■ Source material ■
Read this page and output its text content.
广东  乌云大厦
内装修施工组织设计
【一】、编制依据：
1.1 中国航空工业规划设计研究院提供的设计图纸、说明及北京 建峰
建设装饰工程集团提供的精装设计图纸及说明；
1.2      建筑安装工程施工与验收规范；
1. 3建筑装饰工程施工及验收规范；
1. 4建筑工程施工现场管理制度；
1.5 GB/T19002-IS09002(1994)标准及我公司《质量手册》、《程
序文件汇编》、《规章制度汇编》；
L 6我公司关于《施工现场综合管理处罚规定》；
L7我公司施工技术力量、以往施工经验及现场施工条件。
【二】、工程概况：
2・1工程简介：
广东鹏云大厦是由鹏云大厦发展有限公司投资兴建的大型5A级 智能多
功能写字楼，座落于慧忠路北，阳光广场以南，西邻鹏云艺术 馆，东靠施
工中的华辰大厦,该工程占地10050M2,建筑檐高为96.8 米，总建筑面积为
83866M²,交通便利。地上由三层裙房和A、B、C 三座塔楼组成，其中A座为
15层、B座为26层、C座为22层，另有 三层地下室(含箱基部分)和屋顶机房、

■ Objective ■
Word for word, write out the data.

■ Result ■
Read this page and output its text content.
广东  乌云大厦
内装修施工组织设计
【一】、编制依据：
1.1 中国航空工业规划设计研究院提供的设计图纸、说明及北京 建峰
建设装饰工程集团提供的精装设计图纸及说明；
1.2      建筑安装工程施工与验收规范；
1. 3建筑装饰工程施工及验收规范；
1. 4建筑工程施工现场管理制度；
1.5 GB/T19002-IS09002(1994)标准及我公司《质量手册》、《程
序文件汇编》、《规章制度汇编》；
L 6我公司关于《施工现场综合管理处罚规定》；
L7我公司施工技术力量、以往施工经验及现场施工条件。
【二】、工程概况：
2・1工程简介：
广东鹏云大厦是由鹏云大厦发展有限公司投资兴建的大型5A级 智能多
功能写字楼，座落于慧忠路北，阳光广场以南，西邻鹏云艺术 馆，东靠施
工中的华辰大厦,该工程占地10050M2,建筑檐高为96.8 米，总建筑面积为
83866M²,交通便利。地上由三层裙房和A、B、C 三座塔楼组成，其中A座为
15层、B座为26层、C座为22层，另有 三层地下室(含箱基部分)和屋顶机房、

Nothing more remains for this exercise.